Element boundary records
________

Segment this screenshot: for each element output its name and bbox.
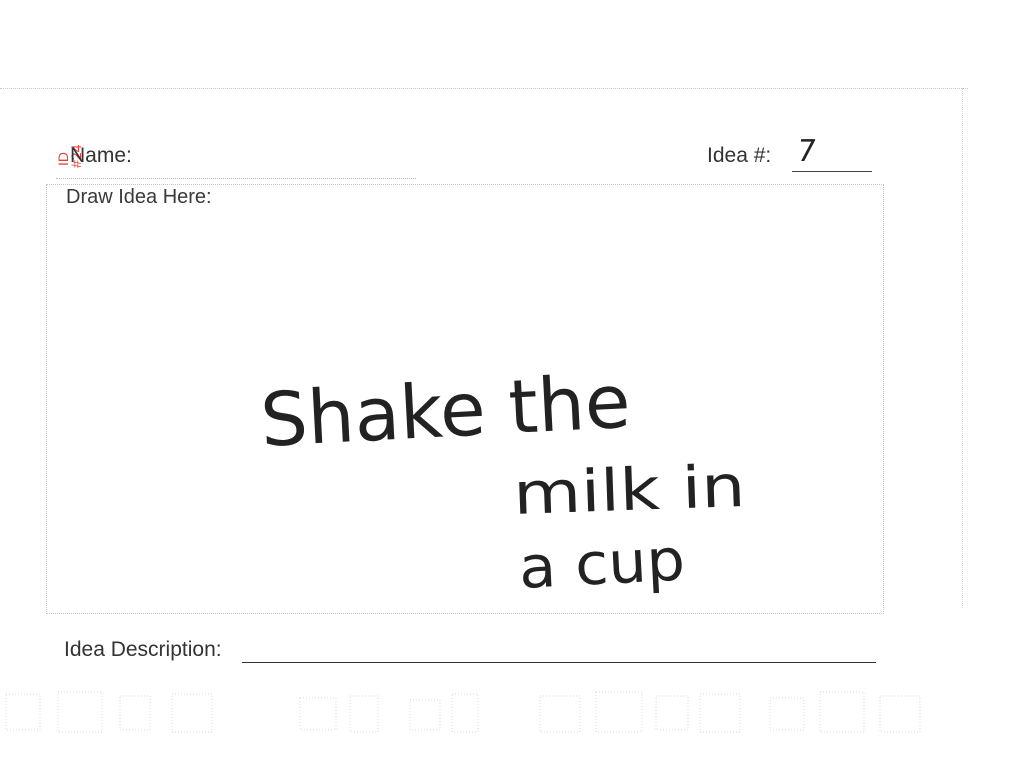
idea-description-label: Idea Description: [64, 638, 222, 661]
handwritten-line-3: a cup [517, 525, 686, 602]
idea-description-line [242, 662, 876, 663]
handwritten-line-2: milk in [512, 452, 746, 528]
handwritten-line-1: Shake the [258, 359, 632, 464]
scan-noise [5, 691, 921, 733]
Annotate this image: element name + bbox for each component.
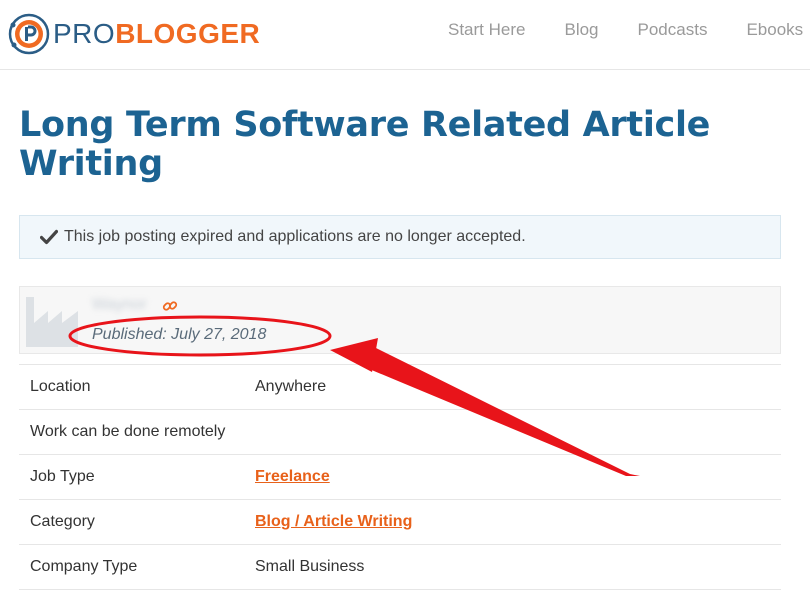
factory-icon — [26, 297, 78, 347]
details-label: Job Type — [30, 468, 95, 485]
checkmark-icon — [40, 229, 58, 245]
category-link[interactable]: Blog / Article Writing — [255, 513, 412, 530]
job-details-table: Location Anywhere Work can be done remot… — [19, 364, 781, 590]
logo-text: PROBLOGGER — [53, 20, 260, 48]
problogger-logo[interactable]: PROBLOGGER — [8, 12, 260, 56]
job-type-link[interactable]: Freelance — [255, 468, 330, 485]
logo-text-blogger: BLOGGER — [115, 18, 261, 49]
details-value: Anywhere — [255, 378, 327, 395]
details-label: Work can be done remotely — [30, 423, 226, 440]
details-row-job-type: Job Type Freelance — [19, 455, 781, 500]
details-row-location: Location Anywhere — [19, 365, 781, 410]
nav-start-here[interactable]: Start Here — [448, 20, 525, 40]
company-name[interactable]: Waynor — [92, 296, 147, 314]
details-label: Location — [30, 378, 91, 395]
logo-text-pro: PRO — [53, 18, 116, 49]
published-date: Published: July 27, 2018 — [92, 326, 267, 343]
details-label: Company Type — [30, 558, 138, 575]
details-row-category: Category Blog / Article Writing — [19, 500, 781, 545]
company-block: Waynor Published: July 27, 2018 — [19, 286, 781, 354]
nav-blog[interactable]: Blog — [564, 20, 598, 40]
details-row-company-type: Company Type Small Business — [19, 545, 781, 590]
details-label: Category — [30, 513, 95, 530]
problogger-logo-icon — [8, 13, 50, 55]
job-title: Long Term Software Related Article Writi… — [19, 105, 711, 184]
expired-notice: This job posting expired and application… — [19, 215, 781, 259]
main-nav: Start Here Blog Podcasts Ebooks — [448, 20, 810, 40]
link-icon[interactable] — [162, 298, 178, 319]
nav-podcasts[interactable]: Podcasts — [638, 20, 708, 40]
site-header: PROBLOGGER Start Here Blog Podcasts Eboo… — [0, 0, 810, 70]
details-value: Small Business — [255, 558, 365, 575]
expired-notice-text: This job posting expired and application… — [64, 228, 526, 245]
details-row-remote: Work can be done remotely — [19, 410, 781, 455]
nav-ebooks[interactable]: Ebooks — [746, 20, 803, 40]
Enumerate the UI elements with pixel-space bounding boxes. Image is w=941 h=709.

________

INSTRUCTION
Write out every one of the records again, swapping each "details-label" for "field-label" and keeping everything else the same. Leave out the pictures.

IN RESPONSE
Segment this screenshot: for each element output its name and bbox.
idea-description-label: Idea Description: [64, 638, 222, 661]
handwritten-line-3: a cup [517, 525, 686, 602]
idea-description-line [242, 662, 876, 663]
handwritten-line-2: milk in [512, 452, 746, 528]
handwritten-line-1: Shake the [258, 359, 632, 464]
scan-noise [5, 691, 921, 733]
Annotate this image: element name + bbox for each component.
factory-icon — [26, 297, 78, 347]
field-label: Job Type — [30, 468, 95, 485]
checkmark-icon — [40, 229, 58, 245]
category-link[interactable]: Blog / Article Writing — [255, 513, 412, 530]
job-details-table: Location Anywhere Work can be done remot… — [19, 364, 781, 590]
logo-text: PROBLOGGER — [53, 20, 260, 48]
problogger-logo[interactable]: PROBLOGGER — [8, 12, 260, 56]
job-type-link[interactable]: Freelance — [255, 468, 330, 485]
logo-text-blogger: BLOGGER — [115, 18, 261, 49]
details-value: Anywhere — [255, 378, 327, 395]
field-label: Work can be done remotely — [30, 423, 226, 440]
details-row-job-type: Job Type Freelance — [19, 455, 781, 500]
details-row-location: Location Anywhere — [19, 365, 781, 410]
nav-start-here[interactable]: Start Here — [448, 20, 525, 40]
company-name[interactable]: Waynor — [92, 296, 147, 314]
field-label: Location — [30, 378, 91, 395]
logo-text-pro: PRO — [53, 18, 116, 49]
published-date: Published: July 27, 2018 — [92, 326, 267, 343]
field-label: Company Type — [30, 558, 138, 575]
details-row-category: Category Blog / Article Writing — [19, 500, 781, 545]
company-block: Waynor Published: July 27, 2018 — [19, 286, 781, 354]
nav-blog[interactable]: Blog — [564, 20, 598, 40]
details-row-company-type: Company Type Small Business — [19, 545, 781, 590]
field-label: Category — [30, 513, 95, 530]
problogger-logo-icon — [8, 13, 50, 55]
job-title: Long Term Software Related Article Writi… — [19, 105, 711, 184]
expired-notice: This job posting expired and application… — [19, 215, 781, 259]
main-nav: Start Here Blog Podcasts Ebooks — [448, 20, 810, 40]
link-icon[interactable] — [162, 298, 178, 319]
nav-podcasts[interactable]: Podcasts — [638, 20, 708, 40]
site-header: PROBLOGGER Start Here Blog Podcasts Eboo… — [0, 0, 810, 70]
details-value: Small Business — [255, 558, 365, 575]
expired-notice-text: This job posting expired and application… — [64, 228, 526, 245]
details-row-remote: Work can be done remotely — [19, 410, 781, 455]
nav-ebooks[interactable]: Ebooks — [746, 20, 803, 40]
Enumerate the UI elements with pixel-space bounding boxes. Image is w=941 h=709.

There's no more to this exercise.